Search the records for the word "this" and pick out every line that has it.

(begin)

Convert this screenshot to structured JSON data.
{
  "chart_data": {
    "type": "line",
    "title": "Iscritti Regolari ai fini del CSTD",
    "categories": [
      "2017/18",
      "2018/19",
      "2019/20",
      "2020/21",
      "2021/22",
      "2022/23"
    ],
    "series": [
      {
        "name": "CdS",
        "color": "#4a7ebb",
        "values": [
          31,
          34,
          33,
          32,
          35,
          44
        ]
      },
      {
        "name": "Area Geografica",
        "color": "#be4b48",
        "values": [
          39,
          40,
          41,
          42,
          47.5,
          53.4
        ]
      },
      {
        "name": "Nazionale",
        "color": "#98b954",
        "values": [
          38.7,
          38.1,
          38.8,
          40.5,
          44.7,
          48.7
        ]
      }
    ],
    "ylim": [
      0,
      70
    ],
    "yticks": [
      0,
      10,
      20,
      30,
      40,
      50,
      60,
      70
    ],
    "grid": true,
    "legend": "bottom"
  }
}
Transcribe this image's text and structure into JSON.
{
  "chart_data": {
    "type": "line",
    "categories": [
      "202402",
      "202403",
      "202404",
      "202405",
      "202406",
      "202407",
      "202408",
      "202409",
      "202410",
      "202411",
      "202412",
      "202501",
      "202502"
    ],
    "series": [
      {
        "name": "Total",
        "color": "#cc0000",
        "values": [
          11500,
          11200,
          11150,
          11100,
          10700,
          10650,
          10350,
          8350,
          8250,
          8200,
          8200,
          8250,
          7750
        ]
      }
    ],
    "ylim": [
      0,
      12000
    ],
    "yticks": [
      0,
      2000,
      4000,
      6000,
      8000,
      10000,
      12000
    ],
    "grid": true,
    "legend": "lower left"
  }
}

(end)

Answer to the task |
Convert this screenshot to structured JSON data.
Transcribe this image's text and structure into JSON.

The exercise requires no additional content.